▶ [PROVIDED DATA]:
········

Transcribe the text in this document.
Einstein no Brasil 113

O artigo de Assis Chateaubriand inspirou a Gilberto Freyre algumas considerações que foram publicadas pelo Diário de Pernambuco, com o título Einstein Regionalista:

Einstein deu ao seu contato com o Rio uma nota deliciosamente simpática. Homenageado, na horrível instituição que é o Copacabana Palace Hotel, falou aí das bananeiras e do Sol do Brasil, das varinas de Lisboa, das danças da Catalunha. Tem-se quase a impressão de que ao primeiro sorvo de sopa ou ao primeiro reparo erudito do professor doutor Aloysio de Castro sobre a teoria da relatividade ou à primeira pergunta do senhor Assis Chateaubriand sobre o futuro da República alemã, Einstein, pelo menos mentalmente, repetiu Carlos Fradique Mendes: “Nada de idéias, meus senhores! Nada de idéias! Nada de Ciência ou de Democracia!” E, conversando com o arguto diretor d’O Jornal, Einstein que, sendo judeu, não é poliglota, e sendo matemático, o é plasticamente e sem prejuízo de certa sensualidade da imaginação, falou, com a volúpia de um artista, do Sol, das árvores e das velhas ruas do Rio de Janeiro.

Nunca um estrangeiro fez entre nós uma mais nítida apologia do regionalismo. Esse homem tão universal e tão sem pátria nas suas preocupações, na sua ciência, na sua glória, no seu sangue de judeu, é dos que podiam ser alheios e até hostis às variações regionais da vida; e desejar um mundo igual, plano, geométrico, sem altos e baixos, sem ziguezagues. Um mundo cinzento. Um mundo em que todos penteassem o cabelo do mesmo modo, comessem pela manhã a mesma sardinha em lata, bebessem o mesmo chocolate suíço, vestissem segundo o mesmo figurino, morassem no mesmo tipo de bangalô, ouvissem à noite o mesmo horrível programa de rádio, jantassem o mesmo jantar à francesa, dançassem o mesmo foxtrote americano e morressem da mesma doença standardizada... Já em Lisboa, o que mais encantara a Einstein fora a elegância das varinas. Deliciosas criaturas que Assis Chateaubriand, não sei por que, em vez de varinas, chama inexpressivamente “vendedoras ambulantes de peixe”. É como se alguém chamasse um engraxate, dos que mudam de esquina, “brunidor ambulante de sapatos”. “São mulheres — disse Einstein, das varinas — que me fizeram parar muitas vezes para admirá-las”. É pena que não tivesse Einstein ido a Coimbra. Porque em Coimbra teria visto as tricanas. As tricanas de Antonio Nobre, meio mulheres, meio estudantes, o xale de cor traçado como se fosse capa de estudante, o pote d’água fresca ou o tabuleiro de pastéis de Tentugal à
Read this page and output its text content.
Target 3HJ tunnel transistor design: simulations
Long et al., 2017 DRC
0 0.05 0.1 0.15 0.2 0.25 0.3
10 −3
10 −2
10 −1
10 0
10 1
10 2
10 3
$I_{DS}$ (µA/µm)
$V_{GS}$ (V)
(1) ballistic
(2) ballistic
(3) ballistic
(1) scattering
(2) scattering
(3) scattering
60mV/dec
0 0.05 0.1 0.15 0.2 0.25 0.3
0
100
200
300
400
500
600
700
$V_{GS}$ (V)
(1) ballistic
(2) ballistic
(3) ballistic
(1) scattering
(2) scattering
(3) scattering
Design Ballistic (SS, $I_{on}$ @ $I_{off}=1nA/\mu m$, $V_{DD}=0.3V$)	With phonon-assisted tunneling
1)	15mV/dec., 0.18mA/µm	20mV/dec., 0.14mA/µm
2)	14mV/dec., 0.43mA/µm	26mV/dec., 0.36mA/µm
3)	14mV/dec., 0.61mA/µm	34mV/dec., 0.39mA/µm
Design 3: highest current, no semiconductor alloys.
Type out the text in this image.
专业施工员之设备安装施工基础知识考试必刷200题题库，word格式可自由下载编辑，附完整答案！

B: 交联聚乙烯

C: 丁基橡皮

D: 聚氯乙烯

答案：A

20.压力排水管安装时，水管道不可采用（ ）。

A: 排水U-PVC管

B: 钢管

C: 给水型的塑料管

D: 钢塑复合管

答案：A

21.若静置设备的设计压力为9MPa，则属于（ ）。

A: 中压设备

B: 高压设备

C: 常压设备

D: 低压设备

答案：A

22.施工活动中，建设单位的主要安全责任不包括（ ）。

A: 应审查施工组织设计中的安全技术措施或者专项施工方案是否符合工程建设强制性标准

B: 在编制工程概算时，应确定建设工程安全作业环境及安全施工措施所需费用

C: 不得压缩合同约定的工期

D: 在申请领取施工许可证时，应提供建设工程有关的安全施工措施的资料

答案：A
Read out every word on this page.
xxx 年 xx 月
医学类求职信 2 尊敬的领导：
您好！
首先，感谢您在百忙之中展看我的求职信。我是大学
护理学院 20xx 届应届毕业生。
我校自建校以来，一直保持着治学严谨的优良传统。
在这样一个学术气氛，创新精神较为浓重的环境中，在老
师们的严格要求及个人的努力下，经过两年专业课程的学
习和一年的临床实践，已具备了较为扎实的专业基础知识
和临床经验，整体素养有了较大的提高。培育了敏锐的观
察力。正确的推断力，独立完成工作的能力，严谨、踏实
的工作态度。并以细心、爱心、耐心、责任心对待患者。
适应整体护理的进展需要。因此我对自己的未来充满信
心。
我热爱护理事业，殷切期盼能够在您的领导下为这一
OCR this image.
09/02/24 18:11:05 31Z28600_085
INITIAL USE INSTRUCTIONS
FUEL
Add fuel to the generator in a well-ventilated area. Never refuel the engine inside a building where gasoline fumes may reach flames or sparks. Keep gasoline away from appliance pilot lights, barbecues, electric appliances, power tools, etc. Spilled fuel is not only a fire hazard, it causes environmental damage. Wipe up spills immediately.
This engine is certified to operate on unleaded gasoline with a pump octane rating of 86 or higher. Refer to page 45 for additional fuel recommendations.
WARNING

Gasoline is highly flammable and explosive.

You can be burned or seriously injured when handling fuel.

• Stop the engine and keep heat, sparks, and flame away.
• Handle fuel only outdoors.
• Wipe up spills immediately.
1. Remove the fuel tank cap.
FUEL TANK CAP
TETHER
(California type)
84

········

▶ [SHORT EXERCISE]: Using the listing above, gather each line that holds the string "Wipe" and copy it.

▶ [WRITTEN RESPONSE]:
Add fuel to the generator in a well-ventilated area. Never refuel the engine inside a building where gasoline fumes may reach flames or sparks. Keep gasoline away from appliance pilot lights, barbecues, electric appliances, power tools, etc. Spilled fuel is not only a fire hazard, it causes environmental damage. Wipe up spills immediately.
• Wipe up spills immediately.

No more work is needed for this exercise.